- [What is expected]: Repeat the records below exactly as they appear.

- [Records for this task]:

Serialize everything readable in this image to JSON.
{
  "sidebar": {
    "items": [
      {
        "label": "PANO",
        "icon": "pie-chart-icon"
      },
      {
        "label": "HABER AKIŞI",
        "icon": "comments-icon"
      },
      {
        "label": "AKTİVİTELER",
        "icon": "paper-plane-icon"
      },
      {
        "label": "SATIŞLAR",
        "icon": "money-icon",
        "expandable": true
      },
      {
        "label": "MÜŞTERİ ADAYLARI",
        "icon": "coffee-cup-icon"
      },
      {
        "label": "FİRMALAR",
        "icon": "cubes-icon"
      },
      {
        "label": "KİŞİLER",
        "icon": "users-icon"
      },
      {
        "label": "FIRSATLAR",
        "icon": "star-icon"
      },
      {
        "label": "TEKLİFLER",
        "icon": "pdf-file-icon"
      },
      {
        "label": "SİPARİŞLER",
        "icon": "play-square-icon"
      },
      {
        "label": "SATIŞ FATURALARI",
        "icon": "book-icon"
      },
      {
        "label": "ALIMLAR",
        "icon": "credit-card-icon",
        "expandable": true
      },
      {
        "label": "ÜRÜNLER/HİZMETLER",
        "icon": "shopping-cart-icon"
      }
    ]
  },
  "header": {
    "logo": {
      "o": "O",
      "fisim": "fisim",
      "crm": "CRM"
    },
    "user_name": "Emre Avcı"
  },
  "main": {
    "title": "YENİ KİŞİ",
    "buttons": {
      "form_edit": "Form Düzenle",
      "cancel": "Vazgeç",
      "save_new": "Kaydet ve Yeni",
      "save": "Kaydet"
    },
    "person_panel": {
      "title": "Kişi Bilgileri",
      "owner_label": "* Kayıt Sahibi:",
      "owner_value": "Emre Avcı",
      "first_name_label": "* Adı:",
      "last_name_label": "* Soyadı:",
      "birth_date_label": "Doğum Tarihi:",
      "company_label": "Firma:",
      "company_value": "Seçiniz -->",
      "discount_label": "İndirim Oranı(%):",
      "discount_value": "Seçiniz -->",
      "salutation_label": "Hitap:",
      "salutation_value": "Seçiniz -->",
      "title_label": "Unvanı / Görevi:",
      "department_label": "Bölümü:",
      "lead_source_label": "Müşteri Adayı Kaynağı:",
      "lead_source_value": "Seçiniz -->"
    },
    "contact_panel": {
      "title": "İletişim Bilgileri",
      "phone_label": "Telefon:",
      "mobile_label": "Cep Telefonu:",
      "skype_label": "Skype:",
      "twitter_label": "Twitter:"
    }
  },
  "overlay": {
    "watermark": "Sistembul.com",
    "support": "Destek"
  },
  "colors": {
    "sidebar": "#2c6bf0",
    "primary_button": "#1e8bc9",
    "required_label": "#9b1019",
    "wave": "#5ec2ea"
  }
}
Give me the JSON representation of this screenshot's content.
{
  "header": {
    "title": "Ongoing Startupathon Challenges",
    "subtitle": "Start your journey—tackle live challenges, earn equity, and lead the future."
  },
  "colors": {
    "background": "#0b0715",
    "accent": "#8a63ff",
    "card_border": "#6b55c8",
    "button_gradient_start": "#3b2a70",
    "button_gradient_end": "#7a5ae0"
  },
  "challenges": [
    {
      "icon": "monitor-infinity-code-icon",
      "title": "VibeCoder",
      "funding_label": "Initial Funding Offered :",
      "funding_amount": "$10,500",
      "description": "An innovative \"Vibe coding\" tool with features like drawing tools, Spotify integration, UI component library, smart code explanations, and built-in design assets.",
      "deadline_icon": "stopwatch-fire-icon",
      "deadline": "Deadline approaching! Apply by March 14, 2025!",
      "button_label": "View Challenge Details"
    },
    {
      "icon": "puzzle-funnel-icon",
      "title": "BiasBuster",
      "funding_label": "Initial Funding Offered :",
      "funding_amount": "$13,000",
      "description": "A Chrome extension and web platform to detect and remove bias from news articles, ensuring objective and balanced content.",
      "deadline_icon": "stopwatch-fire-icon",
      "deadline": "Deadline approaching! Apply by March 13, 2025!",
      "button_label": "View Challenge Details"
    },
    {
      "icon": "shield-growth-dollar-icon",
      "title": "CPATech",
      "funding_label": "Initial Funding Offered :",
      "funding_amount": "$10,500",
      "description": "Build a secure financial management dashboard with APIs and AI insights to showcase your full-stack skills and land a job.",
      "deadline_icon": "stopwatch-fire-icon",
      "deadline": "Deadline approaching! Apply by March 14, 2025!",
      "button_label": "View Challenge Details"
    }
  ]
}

- [Task output]:
Serialize everything readable in this image to JSON.
{
  "sidebar": {
    "items": [
      {
        "label": "PANO",
        "icon": "pie-chart-icon"
      },
      {
        "label": "HABER AKIŞI",
        "icon": "comments-icon"
      },
      {
        "label": "AKTİVİTELER",
        "icon": "paper-plane-icon"
      },
      {
        "label": "SATIŞLAR",
        "icon": "money-icon",
        "expandable": true
      },
      {
        "label": "MÜŞTERİ ADAYLARI",
        "icon": "coffee-cup-icon"
      },
      {
        "label": "FİRMALAR",
        "icon": "cubes-icon"
      },
      {
        "label": "KİŞİLER",
        "icon": "users-icon"
      },
      {
        "label": "FIRSATLAR",
        "icon": "star-icon"
      },
      {
        "label": "TEKLİFLER",
        "icon": "pdf-file-icon"
      },
      {
        "label": "SİPARİŞLER",
        "icon": "play-square-icon"
      },
      {
        "label": "SATIŞ FATURALARI",
        "icon": "book-icon"
      },
      {
        "label": "ALIMLAR",
        "icon": "credit-card-icon",
        "expandable": true
      },
      {
        "label": "ÜRÜNLER/HİZMETLER",
        "icon": "shopping-cart-icon"
      }
    ]
  },
  "header": {
    "logo": {
      "o": "O",
      "fisim": "fisim",
      "crm": "CRM"
    },
    "user_name": "Emre Avcı"
  },
  "main": {
    "title": "YENİ KİŞİ",
    "buttons": {
      "form_edit": "Form Düzenle",
      "cancel": "Vazgeç",
      "save_new": "Kaydet ve Yeni",
      "save": "Kaydet"
    },
    "person_panel": {
      "title": "Kişi Bilgileri",
      "owner_label": "* Kayıt Sahibi:",
      "owner_value": "Emre Avcı",
      "first_name_label": "* Adı:",
      "last_name_label": "* Soyadı:",
      "birth_date_label": "Doğum Tarihi:",
      "company_label": "Firma:",
      "company_value": "Seçiniz -->",
      "discount_label": "İndirim Oranı(%):",
      "discount_value": "Seçiniz -->",
      "salutation_label": "Hitap:",
      "salutation_value": "Seçiniz -->",
      "title_label": "Unvanı / Görevi:",
      "department_label": "Bölümü:",
      "lead_source_label": "Müşteri Adayı Kaynağı:",
      "lead_source_value": "Seçiniz -->"
    },
    "contact_panel": {
      "title": "İletişim Bilgileri",
      "phone_label": "Telefon:",
      "mobile_label": "Cep Telefonu:",
      "skype_label": "Skype:",
      "twitter_label": "Twitter:"
    }
  },
  "overlay": {
    "watermark": "Sistembul.com",
    "support": "Destek"
  },
  "colors": {
    "sidebar": "#2c6bf0",
    "primary_button": "#1e8bc9",
    "required_label": "#9b1019",
    "wave": "#5ec2ea"
  }
}
Give me the JSON representation of this screenshot's content.
{
  "header": {
    "title": "Ongoing Startupathon Challenges",
    "subtitle": "Start your journey—tackle live challenges, earn equity, and lead the future."
  },
  "colors": {
    "background": "#0b0715",
    "accent": "#8a63ff",
    "card_border": "#6b55c8",
    "button_gradient_start": "#3b2a70",
    "button_gradient_end": "#7a5ae0"
  },
  "challenges": [
    {
      "icon": "monitor-infinity-code-icon",
      "title": "VibeCoder",
      "funding_label": "Initial Funding Offered :",
      "funding_amount": "$10,500",
      "description": "An innovative \"Vibe coding\" tool with features like drawing tools, Spotify integration, UI component library, smart code explanations, and built-in design assets.",
      "deadline_icon": "stopwatch-fire-icon",
      "deadline": "Deadline approaching! Apply by March 14, 2025!",
      "button_label": "View Challenge Details"
    },
    {
      "icon": "puzzle-funnel-icon",
      "title": "BiasBuster",
      "funding_label": "Initial Funding Offered :",
      "funding_amount": "$13,000",
      "description": "A Chrome extension and web platform to detect and remove bias from news articles, ensuring objective and balanced content.",
      "deadline_icon": "stopwatch-fire-icon",
      "deadline": "Deadline approaching! Apply by March 13, 2025!",
      "button_label": "View Challenge Details"
    },
    {
      "icon": "shield-growth-dollar-icon",
      "title": "CPATech",
      "funding_label": "Initial Funding Offered :",
      "funding_amount": "$10,500",
      "description": "Build a secure financial management dashboard with APIs and AI insights to showcase your full-stack skills and land a job.",
      "deadline_icon": "stopwatch-fire-icon",
      "deadline": "Deadline approaching! Apply by March 14, 2025!",
      "button_label": "View Challenge Details"
    }
  ]
}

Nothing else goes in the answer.